─── PROVIDED DATA ───
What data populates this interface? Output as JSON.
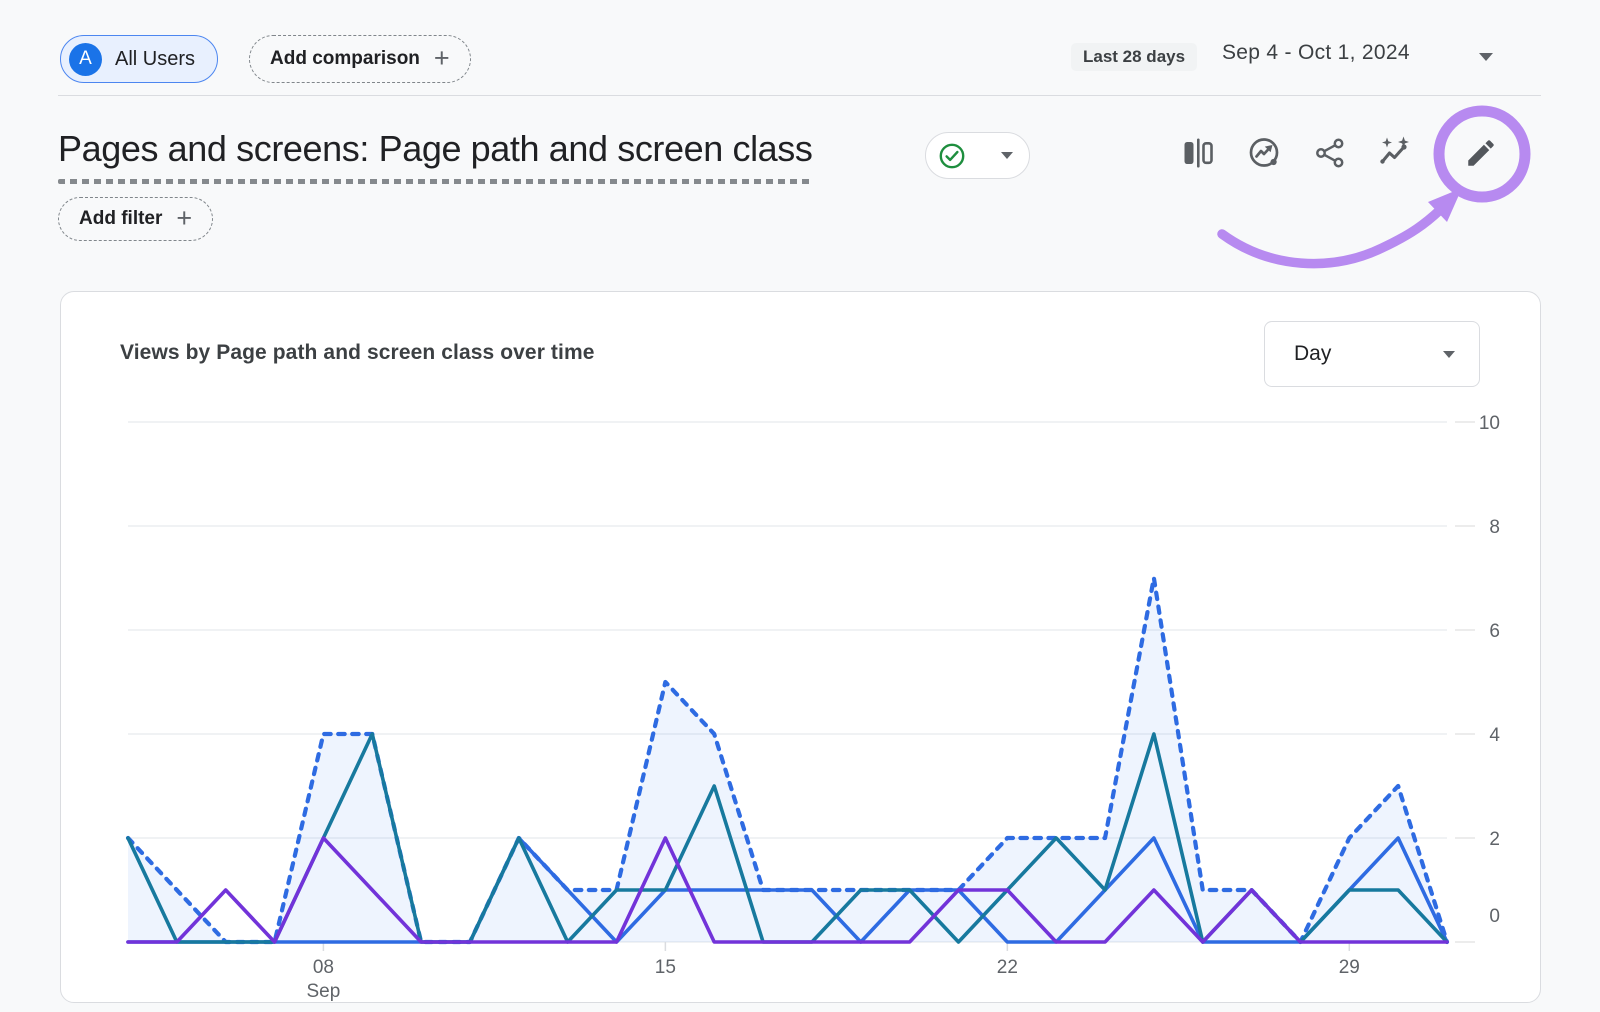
{
  "topbar": {
    "audience_chip": {
      "avatar_letter": "A",
      "label": "All Users"
    },
    "add_comparison_label": "Add comparison",
    "date_range": {
      "preset_label": "Last 28 days",
      "range_label": "Sep 4 - Oct 1, 2024"
    }
  },
  "report_header": {
    "title": "Pages and screens: Page path and screen class",
    "add_filter_label": "Add filter",
    "toolbar_icon_names": [
      "ab-comparison-icon",
      "insights-circle-icon",
      "share-icon",
      "insights-sparkle-icon",
      "edit-pencil-icon"
    ]
  },
  "annotation": {
    "color": "#b78af0",
    "shape": "circle-around-edit-pencil-with-curved-arrow"
  },
  "card": {
    "chart_title": "Views by Page path and screen class over time",
    "granularity_selector": {
      "value": "Day"
    }
  },
  "chart_data": {
    "type": "line",
    "title": "Views by Page path and screen class over time",
    "x": [
      "Sep 4",
      "Sep 5",
      "Sep 6",
      "Sep 7",
      "Sep 8",
      "Sep 9",
      "Sep 10",
      "Sep 11",
      "Sep 12",
      "Sep 13",
      "Sep 14",
      "Sep 15",
      "Sep 16",
      "Sep 17",
      "Sep 18",
      "Sep 19",
      "Sep 20",
      "Sep 21",
      "Sep 22",
      "Sep 23",
      "Sep 24",
      "Sep 25",
      "Sep 26",
      "Sep 27",
      "Sep 28",
      "Sep 29",
      "Sep 30",
      "Oct 1"
    ],
    "x_ticks": [
      {
        "index": 4,
        "label": "08",
        "sublabel": "Sep"
      },
      {
        "index": 11,
        "label": "15"
      },
      {
        "index": 18,
        "label": "22"
      },
      {
        "index": 25,
        "label": "29"
      }
    ],
    "y_ticks": [
      0,
      2,
      4,
      6,
      8,
      10
    ],
    "ylim": [
      0,
      10
    ],
    "grid": true,
    "legend": "none",
    "area_fill_color": "rgba(66,133,244,0.09)",
    "axis_label_color": "#5f6368",
    "series": [
      {
        "id": "views-line-dotted-blue",
        "color": "#2e6be2",
        "line_style": "dotted",
        "area_fill": true,
        "values": [
          2,
          1,
          0,
          0,
          4,
          4,
          0,
          0,
          2,
          1,
          1,
          5,
          4,
          1,
          1,
          1,
          1,
          1,
          2,
          2,
          2,
          7,
          1,
          1,
          0,
          2,
          3,
          0
        ]
      },
      {
        "id": "views-line-blue",
        "color": "#2e6be2",
        "line_style": "solid",
        "area_fill": false,
        "values": [
          0,
          0,
          0,
          0,
          0,
          0,
          0,
          0,
          2,
          1,
          0,
          1,
          1,
          1,
          1,
          0,
          1,
          1,
          0,
          0,
          1,
          2,
          0,
          0,
          0,
          1,
          2,
          0
        ]
      },
      {
        "id": "views-line-teal",
        "color": "#17799e",
        "line_style": "solid",
        "area_fill": false,
        "values": [
          2,
          0,
          0,
          0,
          2,
          4,
          0,
          0,
          2,
          0,
          1,
          1,
          3,
          0,
          0,
          1,
          1,
          0,
          1,
          2,
          1,
          4,
          0,
          1,
          0,
          1,
          1,
          0
        ]
      },
      {
        "id": "views-line-purple",
        "color": "#7233d9",
        "line_style": "solid",
        "area_fill": false,
        "values": [
          0,
          0,
          1,
          0,
          2,
          1,
          0,
          0,
          0,
          0,
          0,
          2,
          0,
          0,
          0,
          0,
          0,
          1,
          1,
          0,
          0,
          1,
          0,
          1,
          0,
          0,
          0,
          0
        ]
      }
    ]
  }
}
───
▶ [YOUR OBJECTIVE] Each record above should be copied character for character, with pictures dropped.

▶ [TASK RESULT]
What data populates this interface? Output as JSON.
{
  "topbar": {
    "audience_chip": {
      "avatar_letter": "A",
      "label": "All Users"
    },
    "add_comparison_label": "Add comparison",
    "date_range": {
      "preset_label": "Last 28 days",
      "range_label": "Sep 4 - Oct 1, 2024"
    }
  },
  "report_header": {
    "title": "Pages and screens: Page path and screen class",
    "add_filter_label": "Add filter",
    "toolbar_icon_names": [
      "ab-comparison-icon",
      "insights-circle-icon",
      "share-icon",
      "insights-sparkle-icon",
      "edit-pencil-icon"
    ]
  },
  "annotation": {
    "color": "#b78af0",
    "shape": "circle-around-edit-pencil-with-curved-arrow"
  },
  "card": {
    "chart_title": "Views by Page path and screen class over time",
    "granularity_selector": {
      "value": "Day"
    }
  },
  "chart_data": {
    "type": "line",
    "title": "Views by Page path and screen class over time",
    "x": [
      "Sep 4",
      "Sep 5",
      "Sep 6",
      "Sep 7",
      "Sep 8",
      "Sep 9",
      "Sep 10",
      "Sep 11",
      "Sep 12",
      "Sep 13",
      "Sep 14",
      "Sep 15",
      "Sep 16",
      "Sep 17",
      "Sep 18",
      "Sep 19",
      "Sep 20",
      "Sep 21",
      "Sep 22",
      "Sep 23",
      "Sep 24",
      "Sep 25",
      "Sep 26",
      "Sep 27",
      "Sep 28",
      "Sep 29",
      "Sep 30",
      "Oct 1"
    ],
    "x_ticks": [
      {
        "index": 4,
        "label": "08",
        "sublabel": "Sep"
      },
      {
        "index": 11,
        "label": "15"
      },
      {
        "index": 18,
        "label": "22"
      },
      {
        "index": 25,
        "label": "29"
      }
    ],
    "y_ticks": [
      0,
      2,
      4,
      6,
      8,
      10
    ],
    "ylim": [
      0,
      10
    ],
    "grid": true,
    "legend": "none",
    "area_fill_color": "rgba(66,133,244,0.09)",
    "axis_label_color": "#5f6368",
    "series": [
      {
        "id": "views-line-dotted-blue",
        "color": "#2e6be2",
        "line_style": "dotted",
        "area_fill": true,
        "values": [
          2,
          1,
          0,
          0,
          4,
          4,
          0,
          0,
          2,
          1,
          1,
          5,
          4,
          1,
          1,
          1,
          1,
          1,
          2,
          2,
          2,
          7,
          1,
          1,
          0,
          2,
          3,
          0
        ]
      },
      {
        "id": "views-line-blue",
        "color": "#2e6be2",
        "line_style": "solid",
        "area_fill": false,
        "values": [
          0,
          0,
          0,
          0,
          0,
          0,
          0,
          0,
          2,
          1,
          0,
          1,
          1,
          1,
          1,
          0,
          1,
          1,
          0,
          0,
          1,
          2,
          0,
          0,
          0,
          1,
          2,
          0
        ]
      },
      {
        "id": "views-line-teal",
        "color": "#17799e",
        "line_style": "solid",
        "area_fill": false,
        "values": [
          2,
          0,
          0,
          0,
          2,
          4,
          0,
          0,
          2,
          0,
          1,
          1,
          3,
          0,
          0,
          1,
          1,
          0,
          1,
          2,
          1,
          4,
          0,
          1,
          0,
          1,
          1,
          0
        ]
      },
      {
        "id": "views-line-purple",
        "color": "#7233d9",
        "line_style": "solid",
        "area_fill": false,
        "values": [
          0,
          0,
          1,
          0,
          2,
          1,
          0,
          0,
          0,
          0,
          0,
          2,
          0,
          0,
          0,
          0,
          0,
          1,
          1,
          0,
          0,
          1,
          0,
          1,
          0,
          0,
          0,
          0
        ]
      }
    ]
  }
}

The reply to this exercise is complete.